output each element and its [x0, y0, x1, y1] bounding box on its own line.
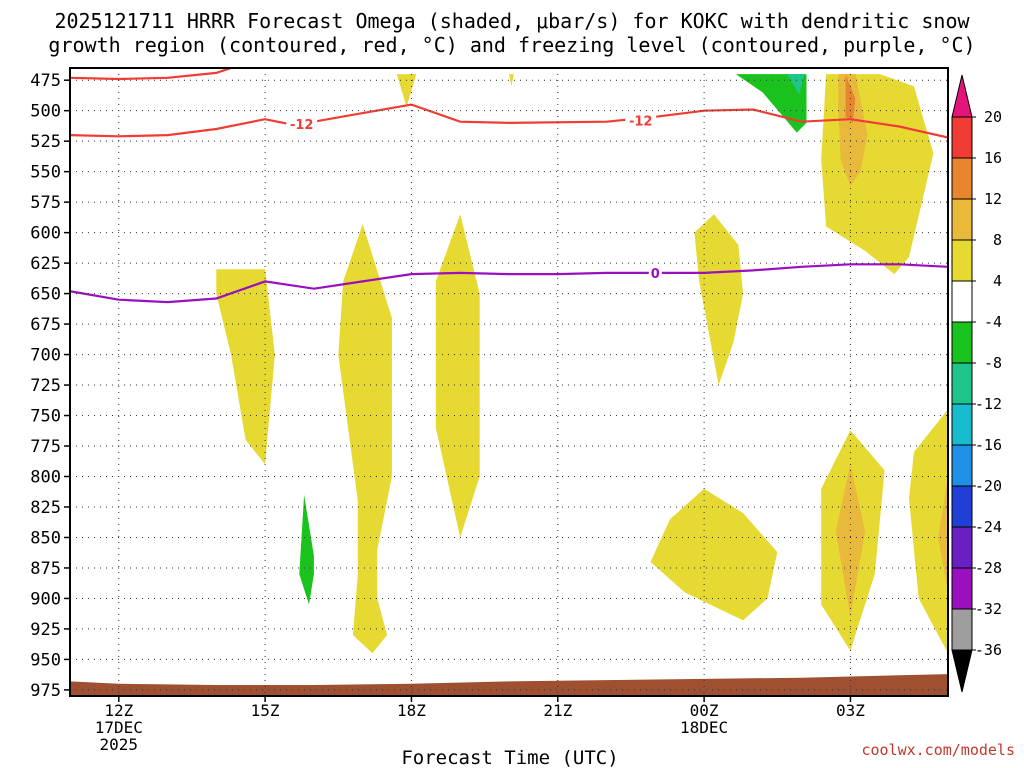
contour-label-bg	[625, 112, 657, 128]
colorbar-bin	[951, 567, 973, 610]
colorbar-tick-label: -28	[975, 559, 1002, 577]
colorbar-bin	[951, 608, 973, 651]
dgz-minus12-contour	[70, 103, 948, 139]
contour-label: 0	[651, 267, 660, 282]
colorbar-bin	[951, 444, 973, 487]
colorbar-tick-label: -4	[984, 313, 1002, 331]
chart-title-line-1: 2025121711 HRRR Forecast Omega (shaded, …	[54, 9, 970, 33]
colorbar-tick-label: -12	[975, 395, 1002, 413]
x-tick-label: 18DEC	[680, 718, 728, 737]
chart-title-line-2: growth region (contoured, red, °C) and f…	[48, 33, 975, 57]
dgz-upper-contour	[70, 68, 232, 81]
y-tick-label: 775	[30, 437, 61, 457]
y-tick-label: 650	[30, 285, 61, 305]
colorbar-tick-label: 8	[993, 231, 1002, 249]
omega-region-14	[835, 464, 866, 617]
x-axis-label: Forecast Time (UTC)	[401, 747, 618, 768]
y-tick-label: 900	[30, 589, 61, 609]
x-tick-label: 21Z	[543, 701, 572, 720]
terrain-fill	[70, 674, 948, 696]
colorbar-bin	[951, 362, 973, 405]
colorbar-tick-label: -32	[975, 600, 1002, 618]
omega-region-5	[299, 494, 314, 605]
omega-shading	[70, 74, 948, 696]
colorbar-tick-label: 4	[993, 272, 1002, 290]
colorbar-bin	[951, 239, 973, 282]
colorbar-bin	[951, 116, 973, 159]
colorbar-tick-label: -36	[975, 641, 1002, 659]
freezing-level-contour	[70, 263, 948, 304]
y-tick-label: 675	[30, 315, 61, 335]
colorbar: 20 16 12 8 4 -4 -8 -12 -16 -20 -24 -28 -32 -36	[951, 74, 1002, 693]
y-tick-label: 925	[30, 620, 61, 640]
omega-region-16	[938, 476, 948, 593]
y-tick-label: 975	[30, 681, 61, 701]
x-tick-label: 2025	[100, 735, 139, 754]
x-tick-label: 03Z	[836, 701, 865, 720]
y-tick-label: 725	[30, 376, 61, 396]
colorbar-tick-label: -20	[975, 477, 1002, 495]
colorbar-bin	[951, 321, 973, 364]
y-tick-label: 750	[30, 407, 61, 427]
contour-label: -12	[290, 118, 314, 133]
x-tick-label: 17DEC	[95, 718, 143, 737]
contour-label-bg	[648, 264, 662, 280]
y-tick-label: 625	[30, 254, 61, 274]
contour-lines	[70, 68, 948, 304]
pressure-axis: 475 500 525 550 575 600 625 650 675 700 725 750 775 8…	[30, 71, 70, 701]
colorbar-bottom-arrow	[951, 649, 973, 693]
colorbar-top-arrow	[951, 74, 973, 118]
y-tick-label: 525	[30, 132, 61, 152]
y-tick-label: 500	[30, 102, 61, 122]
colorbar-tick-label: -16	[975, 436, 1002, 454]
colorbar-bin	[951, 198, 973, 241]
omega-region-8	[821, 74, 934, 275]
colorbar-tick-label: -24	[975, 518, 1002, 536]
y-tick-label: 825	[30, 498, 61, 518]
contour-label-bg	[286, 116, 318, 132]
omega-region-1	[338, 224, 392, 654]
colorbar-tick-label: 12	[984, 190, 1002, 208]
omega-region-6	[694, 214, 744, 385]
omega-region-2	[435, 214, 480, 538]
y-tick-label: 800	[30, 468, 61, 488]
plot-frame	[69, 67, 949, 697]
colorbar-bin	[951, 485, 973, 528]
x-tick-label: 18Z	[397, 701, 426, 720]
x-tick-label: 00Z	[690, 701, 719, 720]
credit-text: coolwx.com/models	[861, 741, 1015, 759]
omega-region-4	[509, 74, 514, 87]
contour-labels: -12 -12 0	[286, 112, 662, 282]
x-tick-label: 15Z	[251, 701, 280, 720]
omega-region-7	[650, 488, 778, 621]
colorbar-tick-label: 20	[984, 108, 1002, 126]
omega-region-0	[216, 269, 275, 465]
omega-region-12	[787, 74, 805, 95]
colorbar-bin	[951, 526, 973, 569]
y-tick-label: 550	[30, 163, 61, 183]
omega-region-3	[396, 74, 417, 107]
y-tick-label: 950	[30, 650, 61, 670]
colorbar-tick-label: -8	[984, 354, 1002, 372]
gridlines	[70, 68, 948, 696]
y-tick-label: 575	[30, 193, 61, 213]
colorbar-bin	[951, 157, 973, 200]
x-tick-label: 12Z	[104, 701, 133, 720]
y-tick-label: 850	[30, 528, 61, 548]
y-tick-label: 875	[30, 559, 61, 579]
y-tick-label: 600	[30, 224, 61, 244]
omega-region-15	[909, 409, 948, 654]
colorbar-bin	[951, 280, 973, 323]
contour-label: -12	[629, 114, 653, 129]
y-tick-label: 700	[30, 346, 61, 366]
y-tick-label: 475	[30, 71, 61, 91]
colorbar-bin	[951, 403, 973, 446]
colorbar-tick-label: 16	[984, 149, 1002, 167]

◆ ◆ ◆ ◆ ◆

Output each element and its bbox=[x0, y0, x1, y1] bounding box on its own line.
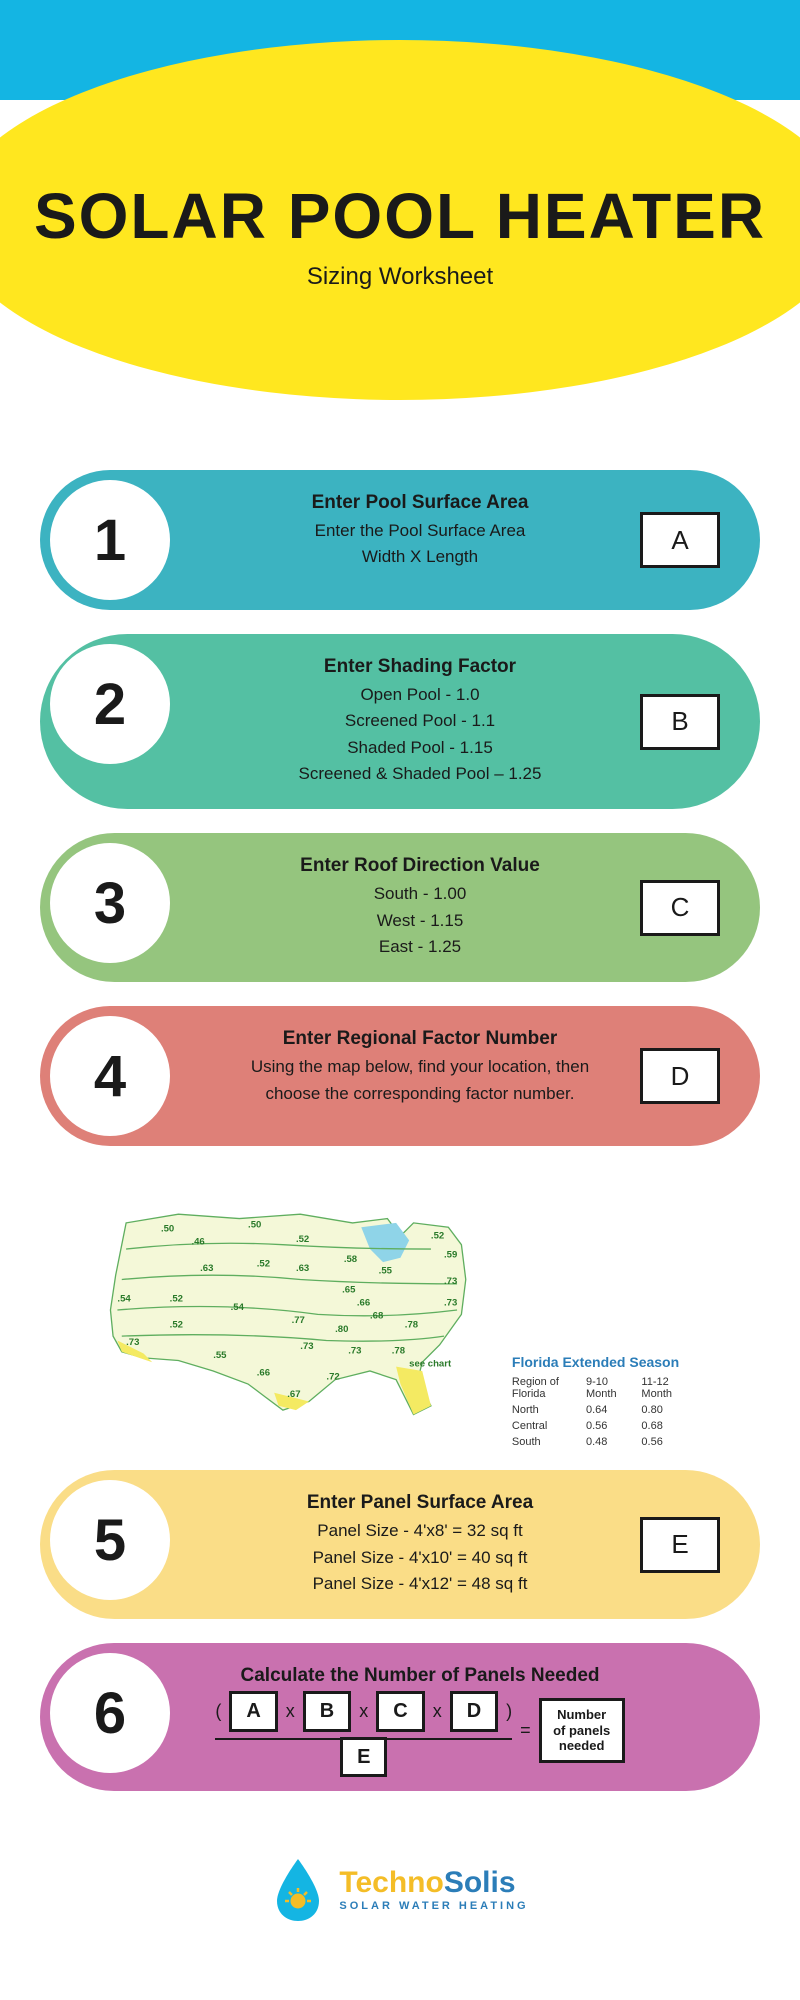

◆ ◆ ◆ ◆ ◆

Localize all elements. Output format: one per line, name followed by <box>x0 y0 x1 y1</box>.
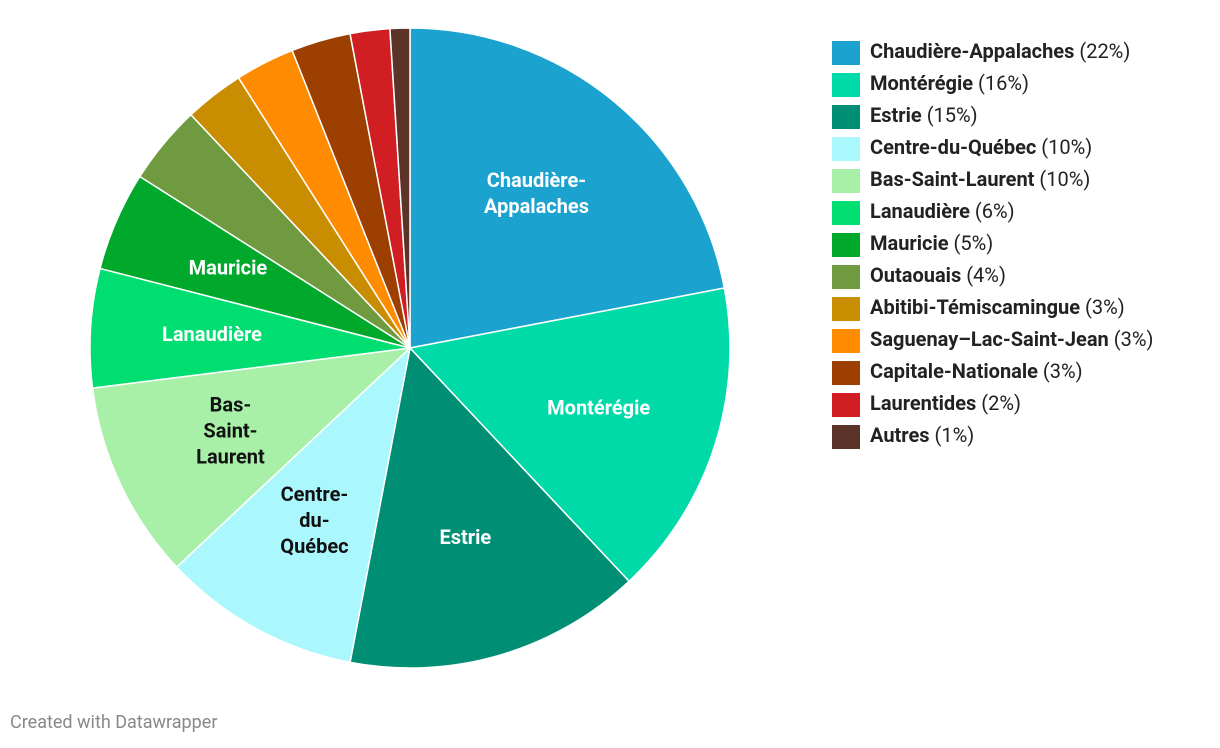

◆ ◆ ◆ ◆ ◆

→ TASK REQUIREMENTS:
Convert the records between the lines holding "output each element and its [x0, y0, x1, y1]" and "395, 1002, 413]", inclusive, into a two-column CSV with the headers instruction and response, one row per record. Put each record's text and its answer in a single quoted field, replace line breaks with spaces, and omit the pictures.

→ OUTPUT FOR THIS EXERCISE:
instruction,response
"output each element and its [x0, y0, x1, y1] bounding box on its own line.","contour-label-bg	[625, 112, 657, 128] colorbar-bin	[951, 567, 973, 610] colorbar-tick-label: -28	[975, 559, 1002, 577] colorbar-bin	[951, 608, 973, 651] dgz-minus12-contour	[70, 103, 948, 139] contour-label: 0	[651, 267, 660, 282] colorbar-bin	[951, 444, 973, 487] colorbar-tick-label: -4	[984, 313, 1002, 331] chart-title-line-1: 2025121711 HRRR Forecast Omega (shaded, …	[54, 9, 970, 33] colorbar-tick-label: -12	[975, 395, 1002, 413]"